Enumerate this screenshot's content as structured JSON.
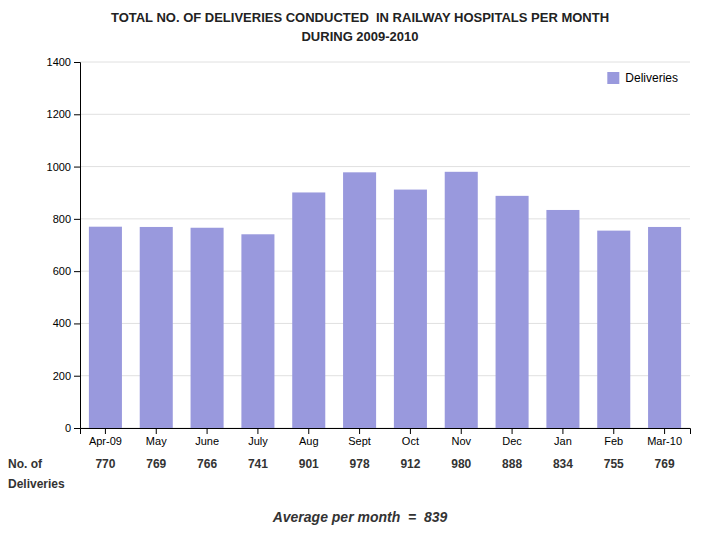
{
  "chart_data": {
    "type": "bar",
    "title": "TOTAL NO. OF DELIVERIES CONDUCTED  IN RAILWAY HOSPITALS PER MONTH",
    "subtitle": "DURING 2009-2010",
    "categories": [
      "Apr-09",
      "May",
      "June",
      "July",
      "Aug",
      "Sept",
      "Oct",
      "Nov",
      "Dec",
      "Jan",
      "Feb",
      "Mar-10"
    ],
    "series": [
      {
        "name": "Deliveries",
        "color": "#9999dd",
        "values": [
          770,
          769,
          766,
          741,
          901,
          978,
          912,
          980,
          888,
          834,
          755,
          769
        ]
      }
    ],
    "ylim": [
      0,
      1400
    ],
    "yticks": [
      0,
      200,
      400,
      600,
      800,
      1000,
      1200,
      1400
    ],
    "grid": true,
    "legend": "upper right",
    "data_labels": true,
    "annotations": [
      "No. of",
      "Deliveries",
      "Average per month  =  839"
    ]
  }
}
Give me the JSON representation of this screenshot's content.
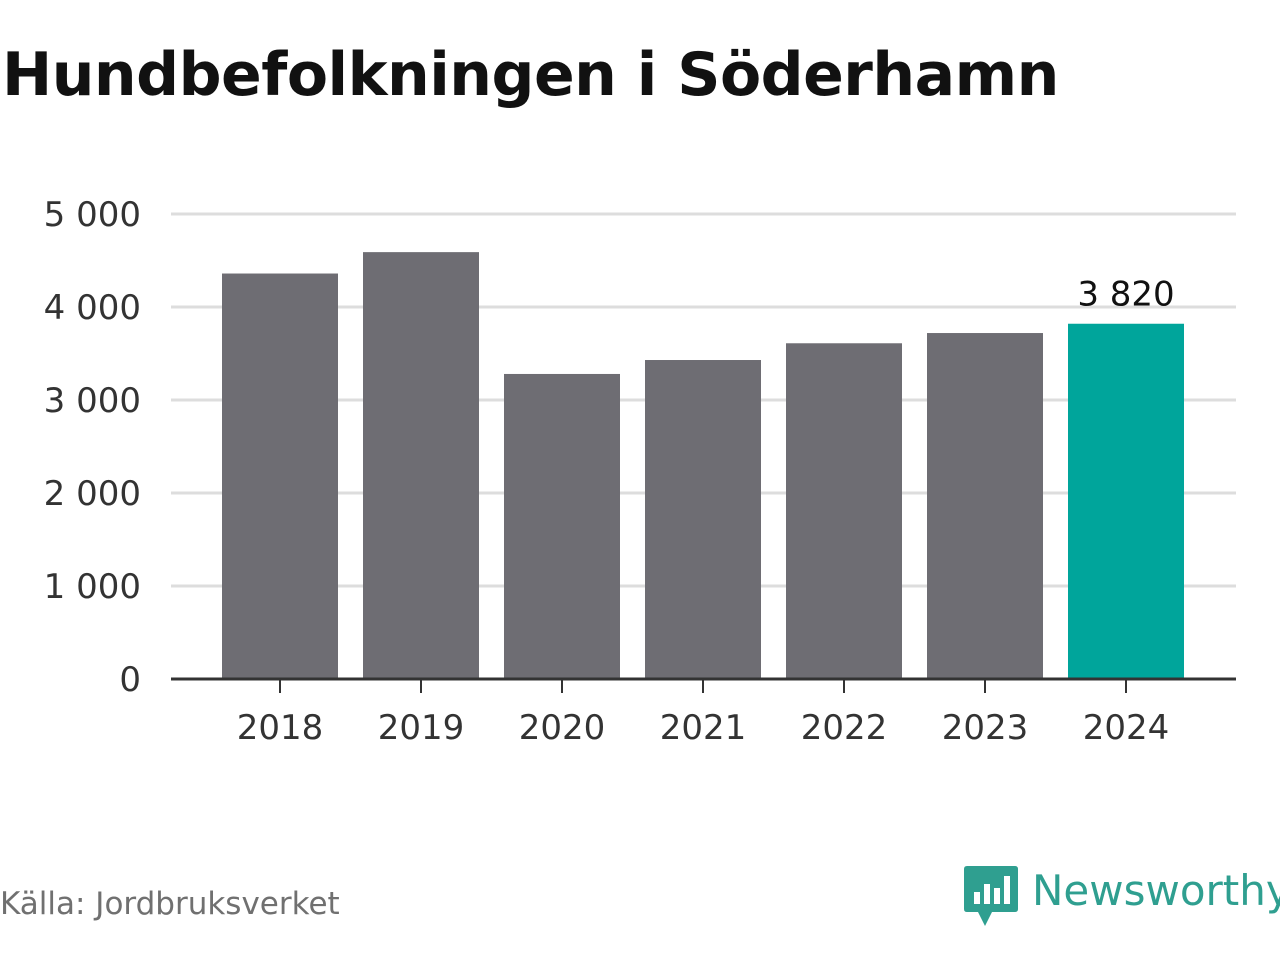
{
  "title": "Hundbefolkningen i Söderhamn",
  "source": "Källa: Jordbruksverket",
  "brand": {
    "name": "Newsworthy",
    "icon": "chart-bubble-icon",
    "color": "#2f9f90"
  },
  "chart_data": {
    "type": "bar",
    "categories": [
      "2018",
      "2019",
      "2020",
      "2021",
      "2022",
      "2023",
      "2024"
    ],
    "values": [
      4360,
      4590,
      3280,
      3430,
      3610,
      3720,
      3820
    ],
    "ylim": [
      0,
      5000
    ],
    "yticks": [
      0,
      1000,
      2000,
      3000,
      4000,
      5000
    ],
    "ytick_labels": [
      "0",
      "1 000",
      "2 000",
      "3 000",
      "4 000",
      "5 000"
    ],
    "highlight_index": 6,
    "highlight_label": "3 820",
    "colors": {
      "bar": "#6e6d73",
      "highlight": "#00a59b",
      "grid": "#dddddd",
      "axis": "#333333"
    },
    "grid": true
  }
}
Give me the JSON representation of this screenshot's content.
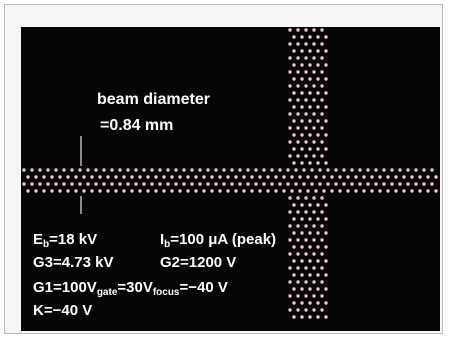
{
  "annotation": {
    "title": "beam diameter",
    "value": "=0.84 mm"
  },
  "parameters": [
    [
      [
        "E",
        "b",
        "=18 kV"
      ],
      [
        "I",
        "b",
        "=100 μA (peak)"
      ]
    ],
    [
      [
        "G3=4.73 kV"
      ],
      [
        "G2=1200 V"
      ]
    ],
    [
      [
        "G1=100V",
        "gate",
        "=30V",
        "focus",
        "=−40 V"
      ]
    ],
    [
      [
        "K=−40 V"
      ]
    ]
  ]
}
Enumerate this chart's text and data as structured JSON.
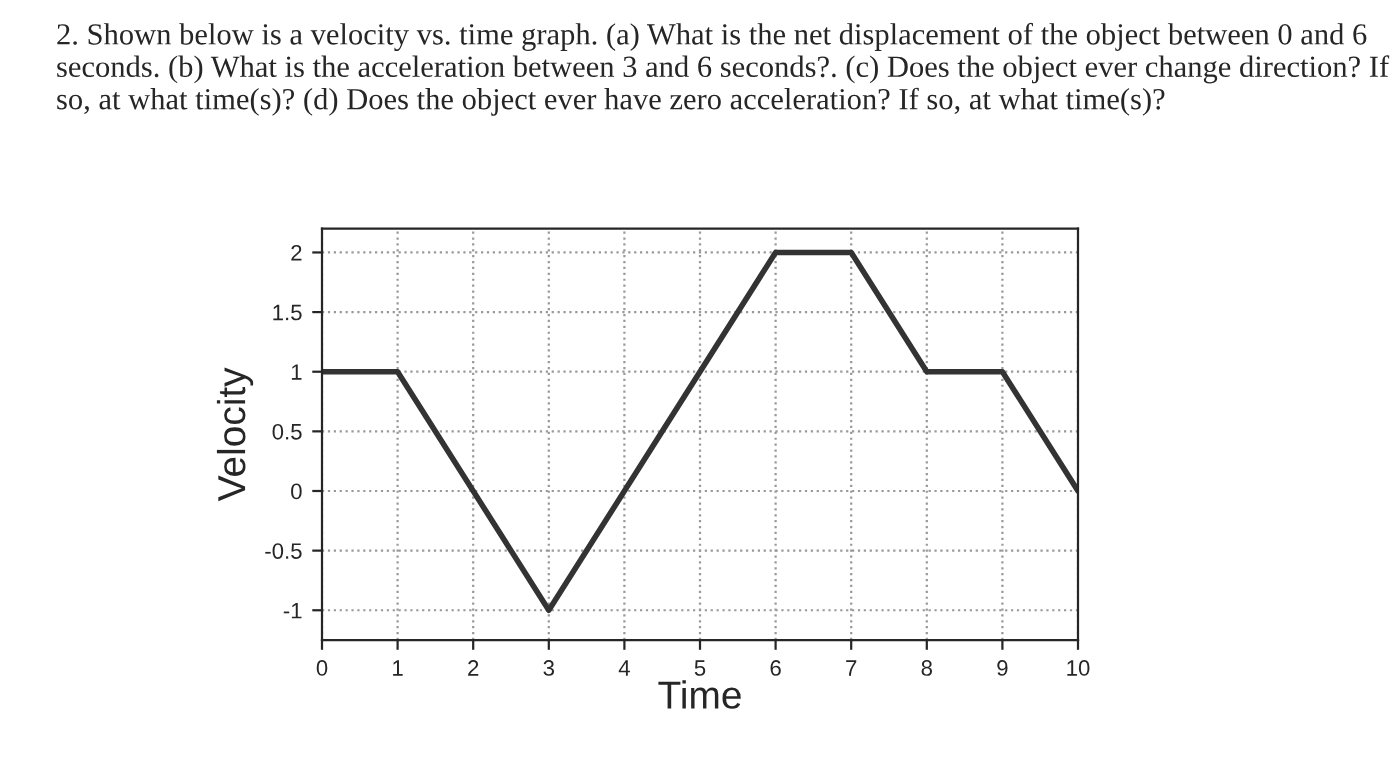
{
  "chart_data": {
    "type": "line",
    "title": "2. Shown below is a velocity vs. time graph. (a) What is the net displacement of the object between 0 and 6 seconds. (b) What is the acceleration between 3 and 6 seconds?. (c) Does the object ever change direction? If so, at what time(s)? (d) Does the object ever have zero acceleration? If so, at what time(s)?",
    "xlabel": "Time",
    "ylabel": "Velocity",
    "series": [
      {
        "color": "#333333",
        "x": [
          0,
          1,
          3,
          6,
          7,
          8,
          9,
          10
        ],
        "values": [
          1,
          1,
          -1,
          2,
          2,
          1,
          1,
          0
        ]
      }
    ],
    "xlim": [
      0,
      10
    ],
    "xticks": [
      0,
      1,
      2,
      3,
      4,
      5,
      6,
      7,
      8,
      9,
      10
    ],
    "ylim": [
      -1.25,
      2.2
    ],
    "yticks": [
      -1,
      -0.5,
      0,
      0.5,
      1,
      1.5,
      2
    ],
    "grid": true,
    "marker": "none",
    "line_style": "solid"
  }
}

···

- _WHAT IS BEING ASKED_:
Pictures in the records above should not be copied. Repeat everything else exactly.

- _ANSWER IN FULL_:
Enumerate this screenshot's content as structured JSON.
{
  "chart_data": {
    "type": "bar",
    "title": "TOTAL NO. OF DELIVERIES CONDUCTED  IN RAILWAY HOSPITALS PER MONTH",
    "subtitle": "DURING 2009-2010",
    "categories": [
      "Apr-09",
      "May",
      "June",
      "July",
      "Aug",
      "Sept",
      "Oct",
      "Nov",
      "Dec",
      "Jan",
      "Feb",
      "Mar-10"
    ],
    "series": [
      {
        "name": "Deliveries",
        "color": "#9999dd",
        "values": [
          770,
          769,
          766,
          741,
          901,
          978,
          912,
          980,
          888,
          834,
          755,
          769
        ]
      }
    ],
    "ylim": [
      0,
      1400
    ],
    "yticks": [
      0,
      200,
      400,
      600,
      800,
      1000,
      1200,
      1400
    ],
    "grid": true,
    "legend": "upper right",
    "data_labels": true,
    "annotations": [
      "No. of",
      "Deliveries",
      "Average per month  =  839"
    ]
  }
}
Give me the JSON representation of this screenshot's content.
{
  "title": "Hundbefolkningen i Söderhamn",
  "source": "Källa: Jordbruksverket",
  "brand": {
    "name": "Newsworthy",
    "icon": "chart-bubble-icon",
    "color": "#2f9f90"
  },
  "chart_data": {
    "type": "bar",
    "categories": [
      "2018",
      "2019",
      "2020",
      "2021",
      "2022",
      "2023",
      "2024"
    ],
    "values": [
      4360,
      4590,
      3280,
      3430,
      3610,
      3720,
      3820
    ],
    "ylim": [
      0,
      5000
    ],
    "yticks": [
      0,
      1000,
      2000,
      3000,
      4000,
      5000
    ],
    "ytick_labels": [
      "0",
      "1 000",
      "2 000",
      "3 000",
      "4 000",
      "5 000"
    ],
    "highlight_index": 6,
    "highlight_label": "3 820",
    "colors": {
      "bar": "#6e6d73",
      "highlight": "#00a59b",
      "grid": "#dddddd",
      "axis": "#333333"
    },
    "grid": true
  }
}
Give me the JSON representation of this screenshot's content.
{
  "annotation": {
    "title": "beam diameter",
    "value": "=0.84 mm"
  },
  "parameters": [
    [
      [
        "E",
        "b",
        "=18 kV"
      ],
      [
        "I",
        "b",
        "=100 μA (peak)"
      ]
    ],
    [
      [
        "G3=4.73 kV"
      ],
      [
        "G2=1200 V"
      ]
    ],
    [
      [
        "G1=100V",
        "gate",
        "=30V",
        "focus",
        "=−40 V"
      ]
    ],
    [
      [
        "K=−40 V"
      ]
    ]
  ]
}
Enumerate this chart's text and data as structured JSON.
{
  "chart_data": {
    "type": "line",
    "title": "2. Shown below is a velocity vs. time graph. (a) What is the net displacement of the object between 0 and 6 seconds. (b) What is the acceleration between 3 and 6 seconds?. (c) Does the object ever change direction? If so, at what time(s)? (d) Does the object ever have zero acceleration? If so, at what time(s)?",
    "xlabel": "Time",
    "ylabel": "Velocity",
    "series": [
      {
        "color": "#333333",
        "x": [
          0,
          1,
          3,
          6,
          7,
          8,
          9,
          10
        ],
        "values": [
          1,
          1,
          -1,
          2,
          2,
          1,
          1,
          0
        ]
      }
    ],
    "xlim": [
      0,
      10
    ],
    "xticks": [
      0,
      1,
      2,
      3,
      4,
      5,
      6,
      7,
      8,
      9,
      10
    ],
    "ylim": [
      -1.25,
      2.2
    ],
    "yticks": [
      -1,
      -0.5,
      0,
      0.5,
      1,
      1.5,
      2
    ],
    "grid": true,
    "marker": "none",
    "line_style": "solid"
  }
}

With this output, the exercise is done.